▸ **Exercise**
Retype each entry below exactly as it stands.

▸ **The input**
···

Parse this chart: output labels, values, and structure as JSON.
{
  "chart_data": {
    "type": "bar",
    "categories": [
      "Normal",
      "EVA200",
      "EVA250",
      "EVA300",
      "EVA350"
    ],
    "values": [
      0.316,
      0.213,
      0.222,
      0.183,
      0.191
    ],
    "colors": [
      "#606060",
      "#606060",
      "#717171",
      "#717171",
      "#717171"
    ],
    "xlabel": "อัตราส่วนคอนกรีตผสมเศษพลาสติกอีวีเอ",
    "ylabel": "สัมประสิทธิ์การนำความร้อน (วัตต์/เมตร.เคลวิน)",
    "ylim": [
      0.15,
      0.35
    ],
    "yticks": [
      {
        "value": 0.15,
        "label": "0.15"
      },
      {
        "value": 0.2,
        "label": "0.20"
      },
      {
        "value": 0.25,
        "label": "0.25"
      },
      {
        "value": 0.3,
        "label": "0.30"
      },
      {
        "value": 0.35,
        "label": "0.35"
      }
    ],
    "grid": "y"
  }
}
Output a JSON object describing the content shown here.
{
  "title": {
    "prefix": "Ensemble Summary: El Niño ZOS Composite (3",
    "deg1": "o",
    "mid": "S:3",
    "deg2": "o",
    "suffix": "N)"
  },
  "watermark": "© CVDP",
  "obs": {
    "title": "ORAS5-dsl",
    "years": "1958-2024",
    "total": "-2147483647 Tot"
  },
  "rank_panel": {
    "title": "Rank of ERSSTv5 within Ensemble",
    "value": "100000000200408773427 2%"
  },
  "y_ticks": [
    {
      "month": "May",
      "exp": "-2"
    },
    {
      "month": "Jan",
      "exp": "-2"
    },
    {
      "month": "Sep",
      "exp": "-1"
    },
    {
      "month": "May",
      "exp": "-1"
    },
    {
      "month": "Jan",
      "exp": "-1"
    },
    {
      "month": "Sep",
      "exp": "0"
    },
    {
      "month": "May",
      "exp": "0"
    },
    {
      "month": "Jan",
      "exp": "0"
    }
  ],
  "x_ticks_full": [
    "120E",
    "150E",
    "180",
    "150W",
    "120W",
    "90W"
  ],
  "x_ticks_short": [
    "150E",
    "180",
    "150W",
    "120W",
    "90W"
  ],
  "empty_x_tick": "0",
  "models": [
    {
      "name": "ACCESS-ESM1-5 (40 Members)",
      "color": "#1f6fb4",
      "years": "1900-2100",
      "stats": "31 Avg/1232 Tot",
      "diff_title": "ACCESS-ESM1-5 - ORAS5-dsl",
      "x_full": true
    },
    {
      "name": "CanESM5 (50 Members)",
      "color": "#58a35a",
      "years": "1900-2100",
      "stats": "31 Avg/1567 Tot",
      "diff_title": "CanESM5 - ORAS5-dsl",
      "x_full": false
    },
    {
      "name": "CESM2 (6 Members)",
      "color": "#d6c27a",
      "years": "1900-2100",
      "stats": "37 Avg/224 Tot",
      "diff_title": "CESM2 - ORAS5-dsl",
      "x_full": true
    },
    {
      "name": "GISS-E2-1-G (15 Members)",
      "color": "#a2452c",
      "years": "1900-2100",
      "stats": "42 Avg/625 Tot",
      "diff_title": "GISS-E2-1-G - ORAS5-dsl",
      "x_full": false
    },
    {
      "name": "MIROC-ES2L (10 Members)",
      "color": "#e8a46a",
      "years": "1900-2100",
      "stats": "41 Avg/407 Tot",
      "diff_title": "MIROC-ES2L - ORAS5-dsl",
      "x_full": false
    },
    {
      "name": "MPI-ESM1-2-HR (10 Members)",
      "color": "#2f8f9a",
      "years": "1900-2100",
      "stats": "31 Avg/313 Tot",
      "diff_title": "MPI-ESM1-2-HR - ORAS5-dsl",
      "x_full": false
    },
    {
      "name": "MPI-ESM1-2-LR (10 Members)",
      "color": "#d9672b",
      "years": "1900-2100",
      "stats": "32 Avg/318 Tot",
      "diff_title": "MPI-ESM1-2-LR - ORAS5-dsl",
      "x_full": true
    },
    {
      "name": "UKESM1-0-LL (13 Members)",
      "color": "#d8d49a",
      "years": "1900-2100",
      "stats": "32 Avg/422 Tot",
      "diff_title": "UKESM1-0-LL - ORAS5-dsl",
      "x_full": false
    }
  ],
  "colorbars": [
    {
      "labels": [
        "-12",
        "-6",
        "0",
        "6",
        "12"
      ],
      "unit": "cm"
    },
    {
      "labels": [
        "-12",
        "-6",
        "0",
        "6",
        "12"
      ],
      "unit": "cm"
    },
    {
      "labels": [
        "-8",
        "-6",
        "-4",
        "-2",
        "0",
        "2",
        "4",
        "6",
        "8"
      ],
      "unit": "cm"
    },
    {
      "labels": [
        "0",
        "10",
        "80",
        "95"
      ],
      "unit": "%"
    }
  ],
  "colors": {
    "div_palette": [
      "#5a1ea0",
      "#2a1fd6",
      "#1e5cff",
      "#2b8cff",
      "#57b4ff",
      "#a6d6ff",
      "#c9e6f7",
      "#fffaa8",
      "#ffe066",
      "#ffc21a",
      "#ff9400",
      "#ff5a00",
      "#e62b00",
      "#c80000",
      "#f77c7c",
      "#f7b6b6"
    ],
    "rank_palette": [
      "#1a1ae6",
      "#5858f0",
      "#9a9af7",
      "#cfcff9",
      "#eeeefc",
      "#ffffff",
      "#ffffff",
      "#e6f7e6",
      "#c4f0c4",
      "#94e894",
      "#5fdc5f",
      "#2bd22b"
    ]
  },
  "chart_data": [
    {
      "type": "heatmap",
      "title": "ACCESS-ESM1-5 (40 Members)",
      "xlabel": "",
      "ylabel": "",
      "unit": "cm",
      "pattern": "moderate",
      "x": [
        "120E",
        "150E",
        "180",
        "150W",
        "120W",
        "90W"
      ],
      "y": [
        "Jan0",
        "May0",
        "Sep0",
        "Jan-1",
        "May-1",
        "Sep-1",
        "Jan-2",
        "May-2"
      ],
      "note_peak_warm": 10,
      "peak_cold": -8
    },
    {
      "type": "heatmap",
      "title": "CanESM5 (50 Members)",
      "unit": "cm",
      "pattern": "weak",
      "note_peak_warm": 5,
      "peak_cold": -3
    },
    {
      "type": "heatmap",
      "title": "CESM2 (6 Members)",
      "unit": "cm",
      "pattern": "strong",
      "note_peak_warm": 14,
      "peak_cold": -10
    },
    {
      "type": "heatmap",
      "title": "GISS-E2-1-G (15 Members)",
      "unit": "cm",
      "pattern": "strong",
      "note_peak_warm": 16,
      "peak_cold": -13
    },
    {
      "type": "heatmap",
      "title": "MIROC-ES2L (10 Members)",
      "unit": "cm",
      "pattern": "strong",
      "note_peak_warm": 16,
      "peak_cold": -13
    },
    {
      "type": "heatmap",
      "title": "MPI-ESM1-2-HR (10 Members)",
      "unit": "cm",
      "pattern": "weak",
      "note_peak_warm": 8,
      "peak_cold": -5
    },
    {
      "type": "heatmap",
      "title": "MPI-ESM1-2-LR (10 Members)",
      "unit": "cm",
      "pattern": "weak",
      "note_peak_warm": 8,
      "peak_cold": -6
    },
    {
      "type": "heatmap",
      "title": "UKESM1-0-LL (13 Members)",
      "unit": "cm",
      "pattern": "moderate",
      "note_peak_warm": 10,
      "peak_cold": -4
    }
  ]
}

···

▸ **Solution to this exercise**
Parse this chart: output labels, values, and structure as JSON.
{
  "chart_data": {
    "type": "bar",
    "categories": [
      "Normal",
      "EVA200",
      "EVA250",
      "EVA300",
      "EVA350"
    ],
    "values": [
      0.316,
      0.213,
      0.222,
      0.183,
      0.191
    ],
    "colors": [
      "#606060",
      "#606060",
      "#717171",
      "#717171",
      "#717171"
    ],
    "xlabel": "อัตราส่วนคอนกรีตผสมเศษพลาสติกอีวีเอ",
    "ylabel": "สัมประสิทธิ์การนำความร้อน (วัตต์/เมตร.เคลวิน)",
    "ylim": [
      0.15,
      0.35
    ],
    "yticks": [
      {
        "value": 0.15,
        "label": "0.15"
      },
      {
        "value": 0.2,
        "label": "0.20"
      },
      {
        "value": 0.25,
        "label": "0.25"
      },
      {
        "value": 0.3,
        "label": "0.30"
      },
      {
        "value": 0.35,
        "label": "0.35"
      }
    ],
    "grid": "y"
  }
}
Output a JSON object describing the content shown here.
{
  "title": {
    "prefix": "Ensemble Summary: El Niño ZOS Composite (3",
    "deg1": "o",
    "mid": "S:3",
    "deg2": "o",
    "suffix": "N)"
  },
  "watermark": "© CVDP",
  "obs": {
    "title": "ORAS5-dsl",
    "years": "1958-2024",
    "total": "-2147483647 Tot"
  },
  "rank_panel": {
    "title": "Rank of ERSSTv5 within Ensemble",
    "value": "100000000200408773427 2%"
  },
  "y_ticks": [
    {
      "month": "May",
      "exp": "-2"
    },
    {
      "month": "Jan",
      "exp": "-2"
    },
    {
      "month": "Sep",
      "exp": "-1"
    },
    {
      "month": "May",
      "exp": "-1"
    },
    {
      "month": "Jan",
      "exp": "-1"
    },
    {
      "month": "Sep",
      "exp": "0"
    },
    {
      "month": "May",
      "exp": "0"
    },
    {
      "month": "Jan",
      "exp": "0"
    }
  ],
  "x_ticks_full": [
    "120E",
    "150E",
    "180",
    "150W",
    "120W",
    "90W"
  ],
  "x_ticks_short": [
    "150E",
    "180",
    "150W",
    "120W",
    "90W"
  ],
  "empty_x_tick": "0",
  "models": [
    {
      "name": "ACCESS-ESM1-5 (40 Members)",
      "color": "#1f6fb4",
      "years": "1900-2100",
      "stats": "31 Avg/1232 Tot",
      "diff_title": "ACCESS-ESM1-5 - ORAS5-dsl",
      "x_full": true
    },
    {
      "name": "CanESM5 (50 Members)",
      "color": "#58a35a",
      "years": "1900-2100",
      "stats": "31 Avg/1567 Tot",
      "diff_title": "CanESM5 - ORAS5-dsl",
      "x_full": false
    },
    {
      "name": "CESM2 (6 Members)",
      "color": "#d6c27a",
      "years": "1900-2100",
      "stats": "37 Avg/224 Tot",
      "diff_title": "CESM2 - ORAS5-dsl",
      "x_full": true
    },
    {
      "name": "GISS-E2-1-G (15 Members)",
      "color": "#a2452c",
      "years": "1900-2100",
      "stats": "42 Avg/625 Tot",
      "diff_title": "GISS-E2-1-G - ORAS5-dsl",
      "x_full": false
    },
    {
      "name": "MIROC-ES2L (10 Members)",
      "color": "#e8a46a",
      "years": "1900-2100",
      "stats": "41 Avg/407 Tot",
      "diff_title": "MIROC-ES2L - ORAS5-dsl",
      "x_full": false
    },
    {
      "name": "MPI-ESM1-2-HR (10 Members)",
      "color": "#2f8f9a",
      "years": "1900-2100",
      "stats": "31 Avg/313 Tot",
      "diff_title": "MPI-ESM1-2-HR - ORAS5-dsl",
      "x_full": false
    },
    {
      "name": "MPI-ESM1-2-LR (10 Members)",
      "color": "#d9672b",
      "years": "1900-2100",
      "stats": "32 Avg/318 Tot",
      "diff_title": "MPI-ESM1-2-LR - ORAS5-dsl",
      "x_full": true
    },
    {
      "name": "UKESM1-0-LL (13 Members)",
      "color": "#d8d49a",
      "years": "1900-2100",
      "stats": "32 Avg/422 Tot",
      "diff_title": "UKESM1-0-LL - ORAS5-dsl",
      "x_full": false
    }
  ],
  "colorbars": [
    {
      "labels": [
        "-12",
        "-6",
        "0",
        "6",
        "12"
      ],
      "unit": "cm"
    },
    {
      "labels": [
        "-12",
        "-6",
        "0",
        "6",
        "12"
      ],
      "unit": "cm"
    },
    {
      "labels": [
        "-8",
        "-6",
        "-4",
        "-2",
        "0",
        "2",
        "4",
        "6",
        "8"
      ],
      "unit": "cm"
    },
    {
      "labels": [
        "0",
        "10",
        "80",
        "95"
      ],
      "unit": "%"
    }
  ],
  "colors": {
    "div_palette": [
      "#5a1ea0",
      "#2a1fd6",
      "#1e5cff",
      "#2b8cff",
      "#57b4ff",
      "#a6d6ff",
      "#c9e6f7",
      "#fffaa8",
      "#ffe066",
      "#ffc21a",
      "#ff9400",
      "#ff5a00",
      "#e62b00",
      "#c80000",
      "#f77c7c",
      "#f7b6b6"
    ],
    "rank_palette": [
      "#1a1ae6",
      "#5858f0",
      "#9a9af7",
      "#cfcff9",
      "#eeeefc",
      "#ffffff",
      "#ffffff",
      "#e6f7e6",
      "#c4f0c4",
      "#94e894",
      "#5fdc5f",
      "#2bd22b"
    ]
  },
  "chart_data": [
    {
      "type": "heatmap",
      "title": "ACCESS-ESM1-5 (40 Members)",
      "xlabel": "",
      "ylabel": "",
      "unit": "cm",
      "pattern": "moderate",
      "x": [
        "120E",
        "150E",
        "180",
        "150W",
        "120W",
        "90W"
      ],
      "y": [
        "Jan0",
        "May0",
        "Sep0",
        "Jan-1",
        "May-1",
        "Sep-1",
        "Jan-2",
        "May-2"
      ],
      "note_peak_warm": 10,
      "peak_cold": -8
    },
    {
      "type": "heatmap",
      "title": "CanESM5 (50 Members)",
      "unit": "cm",
      "pattern": "weak",
      "note_peak_warm": 5,
      "peak_cold": -3
    },
    {
      "type": "heatmap",
      "title": "CESM2 (6 Members)",
      "unit": "cm",
      "pattern": "strong",
      "note_peak_warm": 14,
      "peak_cold": -10
    },
    {
      "type": "heatmap",
      "title": "GISS-E2-1-G (15 Members)",
      "unit": "cm",
      "pattern": "strong",
      "note_peak_warm": 16,
      "peak_cold": -13
    },
    {
      "type": "heatmap",
      "title": "MIROC-ES2L (10 Members)",
      "unit": "cm",
      "pattern": "strong",
      "note_peak_warm": 16,
      "peak_cold": -13
    },
    {
      "type": "heatmap",
      "title": "MPI-ESM1-2-HR (10 Members)",
      "unit": "cm",
      "pattern": "weak",
      "note_peak_warm": 8,
      "peak_cold": -5
    },
    {
      "type": "heatmap",
      "title": "MPI-ESM1-2-LR (10 Members)",
      "unit": "cm",
      "pattern": "weak",
      "note_peak_warm": 8,
      "peak_cold": -6
    },
    {
      "type": "heatmap",
      "title": "UKESM1-0-LL (13 Members)",
      "unit": "cm",
      "pattern": "moderate",
      "note_peak_warm": 10,
      "peak_cold": -4
    }
  ]
}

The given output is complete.